-- Working data start --

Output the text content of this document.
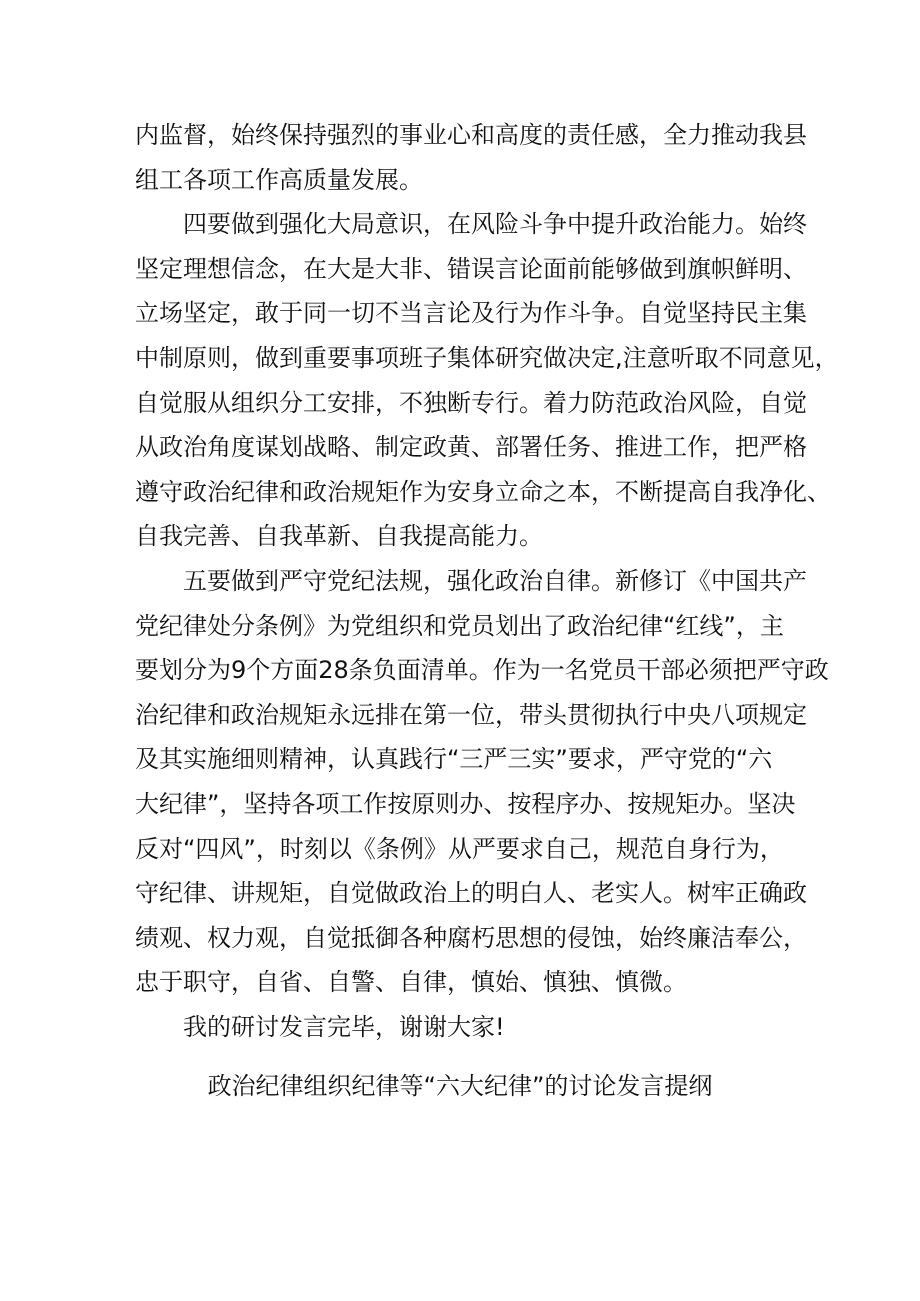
内监督，始终保持强烈的事业心和高度的责任感，全力推动我县
组工各项工作高质量发展。
四要做到强化大局意识，在风险斗争中提升政治能力。始终
坚定理想信念，在大是大非、错误言论面前能够做到旗帜鲜明、
立场坚定，敢于同一切不当言论及行为作斗争。自觉坚持民主集
中制原则，做到重要事项班子集体研究做决定,注意听取不同意见，
自觉服从组织分工安排，不独断专行。着力防范政治风险，自觉
从政治角度谋划战略、制定政黄、部署任务、推进工作，把严格
遵守政治纪律和政治规矩作为安身立命之本，不断提高自我净化、
自我完善、自我革新、自我提高能力。
五要做到严守党纪法规，强化政治自律。新修订《中国共产
党纪律处分条例》为党组织和党员划出了政治纪律“红线”，主
要划分为9个方面28条负面清单。作为一名党员干部必须把严守政
治纪律和政治规矩永远排在第一位，带头贯彻执行中央八项规定
及其实施细则精神，认真践行“三严三实”要求，严守党的“六
大纪律”，坚持各项工作按原则办、按程序办、按规矩办。坚决
反对“四风”，时刻以《条例》从严要求自己，规范自身行为，
守纪律、讲规矩，自觉做政治上的明白人、老实人。树牢正确政
绩观、权力观，自觉抵御各种腐朽思想的侵蚀，始终廉洁奉公，
忠于职守，自省、自警、自律，慎始、慎独、慎微。
我的研讨发言完毕，谢谢大家!
政治纪律组织纪律等“六大纪律”的讨论发言提纲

-- Working data end --

**Stated problem:**
All of the records above must be copied exactly, except for the pictures.

**Answer for this exercise:**
Output the text content of this document.
内监督，始终保持强烈的事业心和高度的责任感，全力推动我县
组工各项工作高质量发展。
四要做到强化大局意识，在风险斗争中提升政治能力。始终
坚定理想信念，在大是大非、错误言论面前能够做到旗帜鲜明、
立场坚定，敢于同一切不当言论及行为作斗争。自觉坚持民主集
中制原则，做到重要事项班子集体研究做决定,注意听取不同意见，
自觉服从组织分工安排，不独断专行。着力防范政治风险，自觉
从政治角度谋划战略、制定政黄、部署任务、推进工作，把严格
遵守政治纪律和政治规矩作为安身立命之本，不断提高自我净化、
自我完善、自我革新、自我提高能力。
五要做到严守党纪法规，强化政治自律。新修订《中国共产
党纪律处分条例》为党组织和党员划出了政治纪律“红线”，主
要划分为9个方面28条负面清单。作为一名党员干部必须把严守政
治纪律和政治规矩永远排在第一位，带头贯彻执行中央八项规定
及其实施细则精神，认真践行“三严三实”要求，严守党的“六
大纪律”，坚持各项工作按原则办、按程序办、按规矩办。坚决
反对“四风”，时刻以《条例》从严要求自己，规范自身行为，
守纪律、讲规矩，自觉做政治上的明白人、老实人。树牢正确政
绩观、权力观，自觉抵御各种腐朽思想的侵蚀，始终廉洁奉公，
忠于职守，自省、自警、自律，慎始、慎独、慎微。
我的研讨发言完毕，谢谢大家!
政治纪律组织纪律等“六大纪律”的讨论发言提纲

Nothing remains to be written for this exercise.